*WHAT YOU HAVE TO DO*
Skip every image and restate the data word for word.

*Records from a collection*
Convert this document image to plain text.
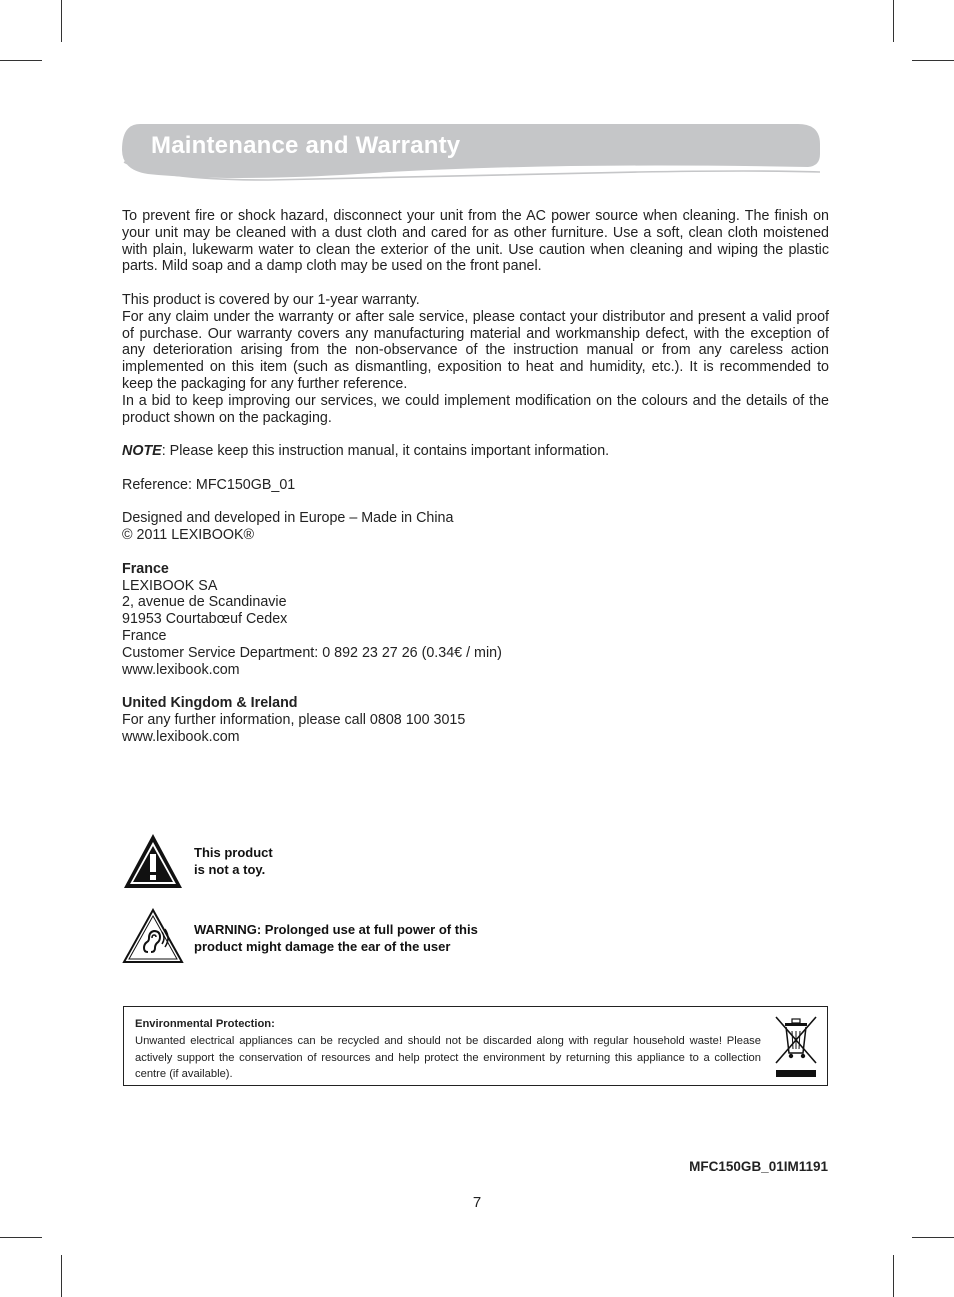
Maintenance and Warranty

To prevent fire or shock hazard, disconnect your unit from the AC power source when cleaning. The finish on your unit may be cleaned with a dust cloth and cared for as other furniture. Use a soft, clean cloth moistened with plain, lukewarm water to clean the exterior of the unit. Use caution when cleaning and wiping the plastic parts. Mild soap and a damp cloth may be used on the front panel.

This product is covered by our 1-year warranty.

For any claim under the warranty or after sale service, please contact your distributor and present a valid proof of purchase. Our warranty covers any manufacturing material and workmanship defect, with the exception of any deterioration arising from the non-observance of the instruction manual or from any careless action implemented on this item (such as dismantling, exposition to heat and humidity, etc.). It is recommended to keep the packaging for any further reference.

In a bid to keep improving our services, we could implement modification on the colours and the details of the product shown on the packaging.

NOTE: Please keep this instruction manual, it contains important information.

Reference: MFC150GB_01

Designed and developed in Europe – Made in China
© 2011 LEXIBOOK®
France
LEXIBOOK SA
2, avenue de Scandinavie
91953 Courtabœuf Cedex
France
Customer Service Department: 0 892 23 27 26 (0.34€ / min)
www.lexibook.com
United Kingdom & Ireland
For any further information, please call 0808 100 3015
www.lexibook.com
This product
is not a toy.
WARNING: Prolonged use at full power of this
product might damage the ear of the user
Environmental Protection:
Unwanted electrical appliances can be recycled and should not be discarded along with regular household waste! Please actively support the conservation of resources and help protect the environment by returning this appliance to a collection centre (if available).
MFC150GB_01IM1191
7
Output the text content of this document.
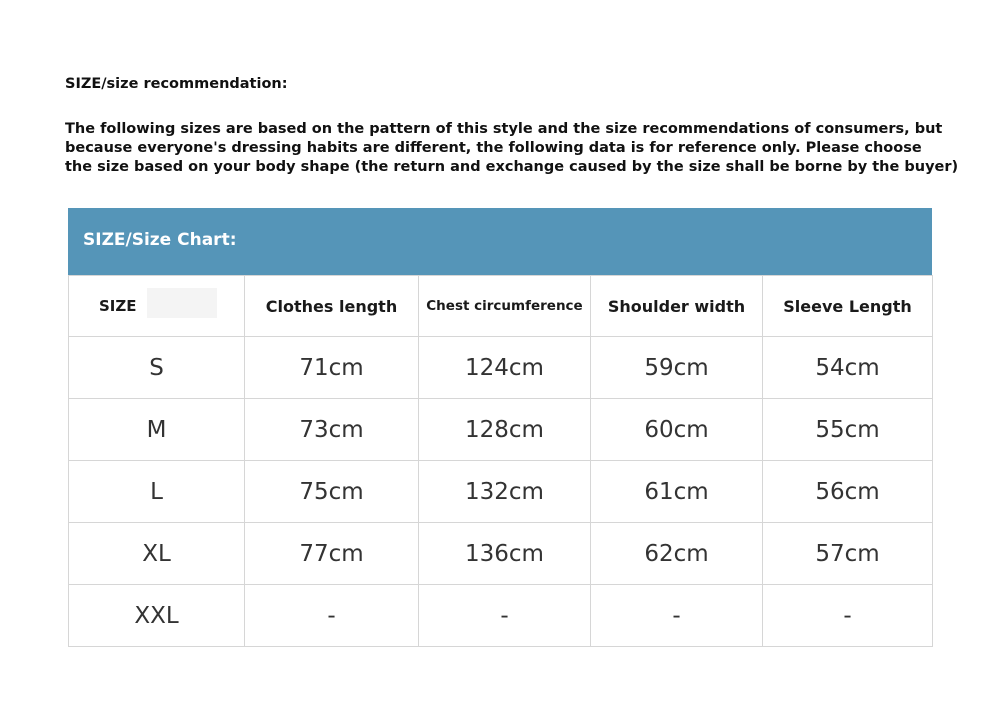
SIZE/size recommendation:
The following sizes are based on the pattern of this style and the size recommendations of consumers, but
because everyone's dressing habits are different, the following data is for reference only. Please choose
the size based on your body shape (the return and exchange caused by the size shall be borne by the buyer)
SIZE/Size Chart:
SIZE	Clothes length	Chest circumference	Shoulder width	Sleeve Length
S	71cm	124cm	59cm	54cm
M	73cm	128cm	60cm	55cm
L	75cm	132cm	61cm	56cm
XL	77cm	136cm	62cm	57cm
XXL	-	-	-	-
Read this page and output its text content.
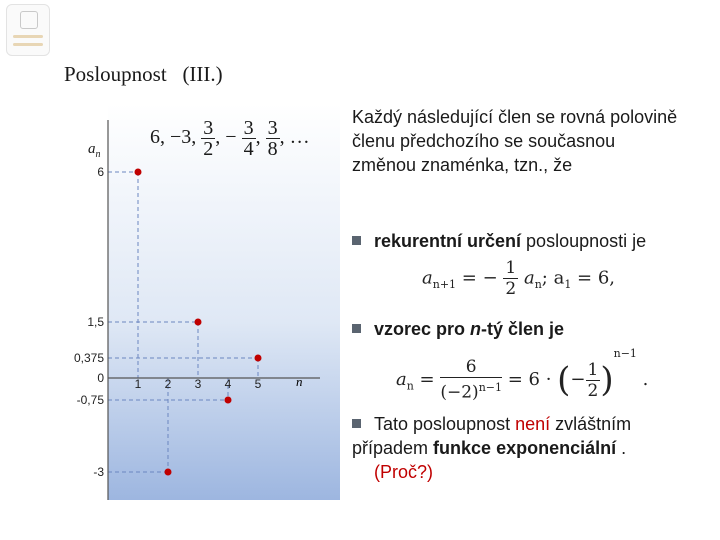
Posloupnost   (III.)
6
1,5
0,375
0
-0,75
-3
1 2 3 4 5	n
$a_n$
6, −3, $\frac{3}{2}$ , − $\frac{3}{4}$ , $\frac{3}{8}$ , …
Každý následující člen se rovná polovině členu předchozího se současnou změnou znaménka, tzn., že
rekurentní určení posloupnosti je
$a_{n+1}$ = − $\frac{1}{2} a_n$; $a_1 = 6$,
vzorec pro n-tý člen je
$a_n = \frac{6}{(-2)^{n-1}} = 6$ · (− $\frac{1}{2} )^{n-1}$ .
Tato posloupnost není zvláštním případem funkce exponenciální .
(Proč?)
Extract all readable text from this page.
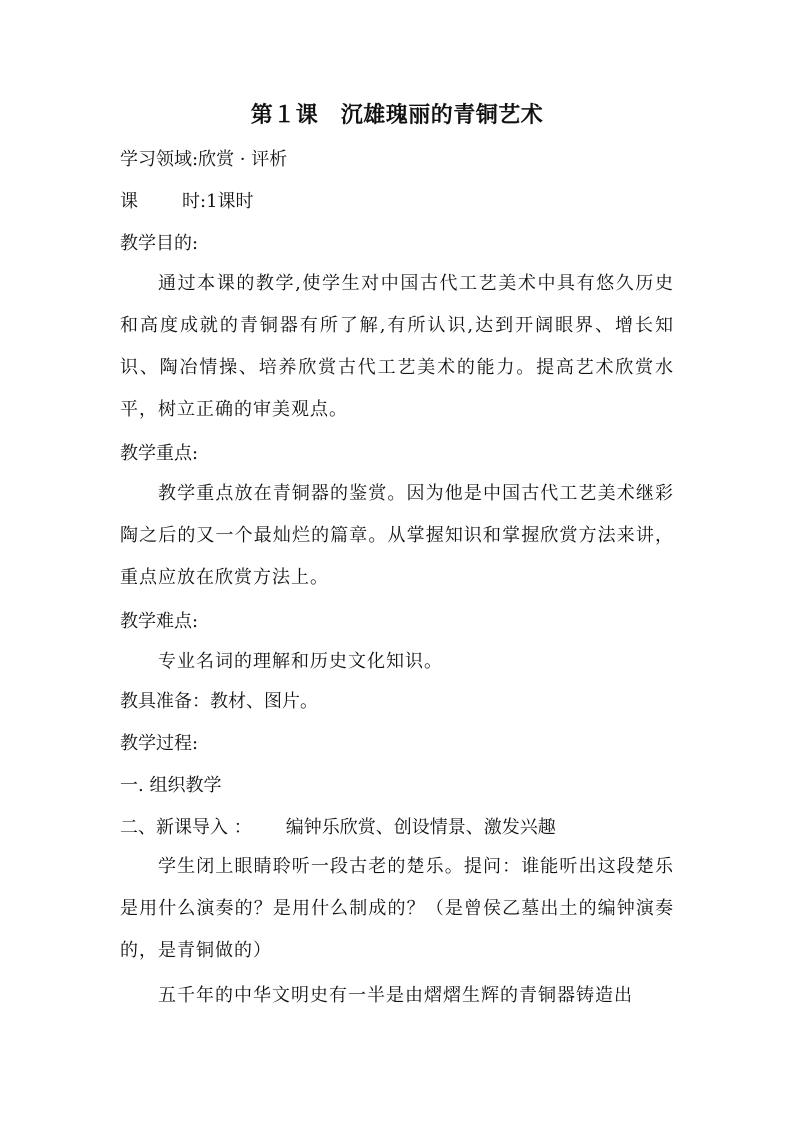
第１课　沉雄瑰丽的青铜艺术
学习领域:欣赏 · 评析
课 时:1课时
教学目的:
通过本课的教学,使学生对中国古代工艺美术中具有悠久历史和高度成就的青铜器有所了解,有所认识,达到开阔眼界、增长知识、陶冶情操、培养欣赏古代工艺美术的能力。提高艺术欣赏水平，树立正确的审美观点。
教学重点:
教学重点放在青铜器的鉴赏。因为他是中国古代工艺美术继彩陶之后的又一个最灿烂的篇章。从掌握知识和掌握欣赏方法来讲，重点应放在欣赏方法上。
教学难点:
专业名词的理解和历史文化知识。
教具准备：教材、图片。
教学过程:
一. 组织教学
二、新课导入 ： 编钟乐欣赏、创设情景、激发兴趣
学生闭上眼睛聆听一段古老的楚乐。提问：谁能听出这段楚乐是用什么演奏的？是用什么制成的？（是曾侯乙墓出土的编钟演奏的，是青铜做的）
五千年的中华文明史有一半是由熠熠生辉的青铜器铸造出
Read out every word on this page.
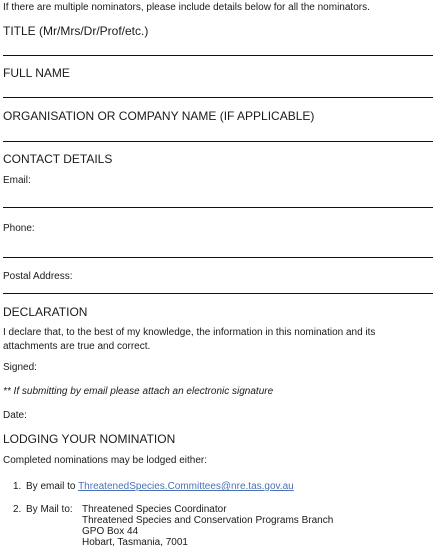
If there are multiple nominators, please include details below for all the nominators.
TITLE (Mr/Mrs/Dr/Prof/etc.)
FULL NAME
ORGANISATION OR COMPANY NAME (IF APPLICABLE)
CONTACT DETAILS
Email:
Phone:
Postal Address:
DECLARATION
I declare that, to the best of my knowledge, the information in this nomination and its
attachments are true and correct.
Signed:
** If submitting by email please attach an electronic signature
Date:
LODGING YOUR NOMINATION
Completed nominations may be lodged either:
1. By email to ThreatenedSpecies.Committees@nre.tas.gov.au
2. By Mail to: Threatened Species Coordinator
Threatened Species and Conservation Programs Branch
GPO Box 44
Hobart, Tasmania, 7001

*FULL SOLUTION*
Convert this document image to plain text.
Maintenance and Warranty

To prevent fire or shock hazard, disconnect your unit from the AC power source when cleaning. The finish on your unit may be cleaned with a dust cloth and cared for as other furniture. Use a soft, clean cloth moistened with plain, lukewarm water to clean the exterior of the unit. Use caution when cleaning and wiping the plastic parts. Mild soap and a damp cloth may be used on the front panel.

This product is covered by our 1-year warranty.

For any claim under the warranty or after sale service, please contact your distributor and present a valid proof of purchase. Our warranty covers any manufacturing material and workmanship defect, with the exception of any deterioration arising from the non-observance of the instruction manual or from any careless action implemented on this item (such as dismantling, exposition to heat and humidity, etc.). It is recommended to keep the packaging for any further reference.

In a bid to keep improving our services, we could implement modification on the colours and the details of the product shown on the packaging.

NOTE: Please keep this instruction manual, it contains important information.

Reference: MFC150GB_01

Designed and developed in Europe – Made in China
© 2011 LEXIBOOK®
France
LEXIBOOK SA
2, avenue de Scandinavie
91953 Courtabœuf Cedex
France
Customer Service Department: 0 892 23 27 26 (0.34€ / min)
www.lexibook.com
United Kingdom & Ireland
For any further information, please call 0808 100 3015
www.lexibook.com
This product
is not a toy.
WARNING: Prolonged use at full power of this
product might damage the ear of the user
Environmental Protection:
Unwanted electrical appliances can be recycled and should not be discarded along with regular household waste! Please actively support the conservation of resources and help protect the environment by returning this appliance to a collection centre (if available).
MFC150GB_01IM1191
7
Output the text content of this document.
SIZE/size recommendation:
The following sizes are based on the pattern of this style and the size recommendations of consumers, but
because everyone's dressing habits are different, the following data is for reference only. Please choose
the size based on your body shape (the return and exchange caused by the size shall be borne by the buyer)
SIZE/Size Chart:
SIZE	Clothes length	Chest circumference	Shoulder width	Sleeve Length
S	71cm	124cm	59cm	54cm
M	73cm	128cm	60cm	55cm
L	75cm	132cm	61cm	56cm
XL	77cm	136cm	62cm	57cm
XXL	-	-	-	-
Read this page and output its text content.
Posloupnost   (III.)
6
1,5
0,375
0
-0,75
-3
1 2 3 4 5	n
$a_n$
6, −3, $\frac{3}{2}$ , − $\frac{3}{4}$ , $\frac{3}{8}$ , …
Každý následující člen se rovná polovině členu předchozího se současnou změnou znaménka, tzn., že
rekurentní určení posloupnosti je
$a_{n+1}$ = − $\frac{1}{2} a_n$; $a_1 = 6$,
vzorec pro n-tý člen je
$a_n = \frac{6}{(-2)^{n-1}} = 6$ · (− $\frac{1}{2} )^{n-1}$ .
Tato posloupnost není zvláštním případem funkce exponenciální .
(Proč?)
Extract all readable text from this page.
第１课　沉雄瑰丽的青铜艺术
学习领域:欣赏 · 评析
课 时:1课时
教学目的:
通过本课的教学,使学生对中国古代工艺美术中具有悠久历史和高度成就的青铜器有所了解,有所认识,达到开阔眼界、增长知识、陶冶情操、培养欣赏古代工艺美术的能力。提高艺术欣赏水平，树立正确的审美观点。
教学重点:
教学重点放在青铜器的鉴赏。因为他是中国古代工艺美术继彩陶之后的又一个最灿烂的篇章。从掌握知识和掌握欣赏方法来讲，重点应放在欣赏方法上。
教学难点:
专业名词的理解和历史文化知识。
教具准备：教材、图片。
教学过程:
一. 组织教学
二、新课导入 ： 编钟乐欣赏、创设情景、激发兴趣
学生闭上眼睛聆听一段古老的楚乐。提问：谁能听出这段楚乐是用什么演奏的？是用什么制成的？（是曾侯乙墓出土的编钟演奏的，是青铜做的）
五千年的中华文明史有一半是由熠熠生辉的青铜器铸造出
Read out every word on this page.
If there are multiple nominators, please include details below for all the nominators.
TITLE (Mr/Mrs/Dr/Prof/etc.)
FULL NAME
ORGANISATION OR COMPANY NAME (IF APPLICABLE)
CONTACT DETAILS
Email:
Phone:
Postal Address:
DECLARATION
I declare that, to the best of my knowledge, the information in this nomination and its
attachments are true and correct.
Signed:
** If submitting by email please attach an electronic signature
Date:
LODGING YOUR NOMINATION
Completed nominations may be lodged either:
1. By email to ThreatenedSpecies.Committees@nre.tas.gov.au
2. By Mail to: Threatened Species Coordinator
Threatened Species and Conservation Programs Branch
GPO Box 44
Hobart, Tasmania, 7001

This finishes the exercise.